#### Objective:
Provide the number of lines containing the word "Minutes", and nothing else.
# Start of Supplied data
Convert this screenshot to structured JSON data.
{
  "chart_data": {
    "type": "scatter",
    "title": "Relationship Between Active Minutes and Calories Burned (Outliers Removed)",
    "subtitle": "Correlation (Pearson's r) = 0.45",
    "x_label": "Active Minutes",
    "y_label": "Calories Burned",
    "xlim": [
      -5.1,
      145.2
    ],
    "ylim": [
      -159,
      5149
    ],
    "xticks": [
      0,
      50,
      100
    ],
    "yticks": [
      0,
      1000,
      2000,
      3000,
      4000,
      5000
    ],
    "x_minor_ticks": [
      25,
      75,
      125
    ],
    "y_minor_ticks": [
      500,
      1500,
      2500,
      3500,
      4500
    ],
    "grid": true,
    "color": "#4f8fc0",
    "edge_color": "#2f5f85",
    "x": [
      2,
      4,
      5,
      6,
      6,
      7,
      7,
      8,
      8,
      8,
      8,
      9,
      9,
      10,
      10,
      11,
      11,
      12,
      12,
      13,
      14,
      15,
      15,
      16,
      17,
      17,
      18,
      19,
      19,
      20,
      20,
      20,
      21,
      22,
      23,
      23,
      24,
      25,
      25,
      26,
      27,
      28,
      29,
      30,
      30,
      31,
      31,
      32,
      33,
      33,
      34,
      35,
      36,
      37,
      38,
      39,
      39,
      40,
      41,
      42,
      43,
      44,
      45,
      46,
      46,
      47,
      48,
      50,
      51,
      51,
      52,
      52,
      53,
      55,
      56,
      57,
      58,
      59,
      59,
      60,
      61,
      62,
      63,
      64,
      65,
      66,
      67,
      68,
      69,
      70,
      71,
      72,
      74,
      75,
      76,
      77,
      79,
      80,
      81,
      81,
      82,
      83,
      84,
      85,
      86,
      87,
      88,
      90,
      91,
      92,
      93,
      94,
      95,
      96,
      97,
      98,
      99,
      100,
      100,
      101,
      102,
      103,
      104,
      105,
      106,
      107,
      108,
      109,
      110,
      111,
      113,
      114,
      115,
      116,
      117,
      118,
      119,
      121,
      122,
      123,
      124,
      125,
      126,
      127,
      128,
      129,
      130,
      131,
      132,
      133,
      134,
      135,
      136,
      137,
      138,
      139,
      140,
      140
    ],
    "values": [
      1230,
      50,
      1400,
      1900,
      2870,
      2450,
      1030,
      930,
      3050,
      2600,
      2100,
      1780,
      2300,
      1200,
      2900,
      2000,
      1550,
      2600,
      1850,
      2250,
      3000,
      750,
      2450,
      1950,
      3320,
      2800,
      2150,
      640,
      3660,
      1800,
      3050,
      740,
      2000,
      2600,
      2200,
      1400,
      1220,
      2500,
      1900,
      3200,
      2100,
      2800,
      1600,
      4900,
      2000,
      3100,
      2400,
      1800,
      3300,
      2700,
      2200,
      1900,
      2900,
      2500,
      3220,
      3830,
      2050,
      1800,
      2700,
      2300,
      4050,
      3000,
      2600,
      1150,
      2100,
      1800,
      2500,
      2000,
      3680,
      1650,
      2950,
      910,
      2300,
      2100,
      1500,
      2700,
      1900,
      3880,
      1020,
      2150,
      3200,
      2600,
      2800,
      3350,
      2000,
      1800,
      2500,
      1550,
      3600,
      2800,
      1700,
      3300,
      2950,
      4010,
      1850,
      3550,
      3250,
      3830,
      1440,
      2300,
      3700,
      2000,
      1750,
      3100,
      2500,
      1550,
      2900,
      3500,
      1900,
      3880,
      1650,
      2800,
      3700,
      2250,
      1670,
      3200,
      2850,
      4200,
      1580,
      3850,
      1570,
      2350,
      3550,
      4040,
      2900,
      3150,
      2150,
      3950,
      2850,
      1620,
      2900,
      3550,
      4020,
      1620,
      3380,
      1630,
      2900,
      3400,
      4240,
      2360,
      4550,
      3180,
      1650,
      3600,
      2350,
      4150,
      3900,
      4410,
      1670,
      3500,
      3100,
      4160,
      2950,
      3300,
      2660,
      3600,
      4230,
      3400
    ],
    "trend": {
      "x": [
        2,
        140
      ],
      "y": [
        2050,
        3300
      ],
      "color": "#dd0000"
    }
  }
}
# End of Supplied data
#### Correct result:
2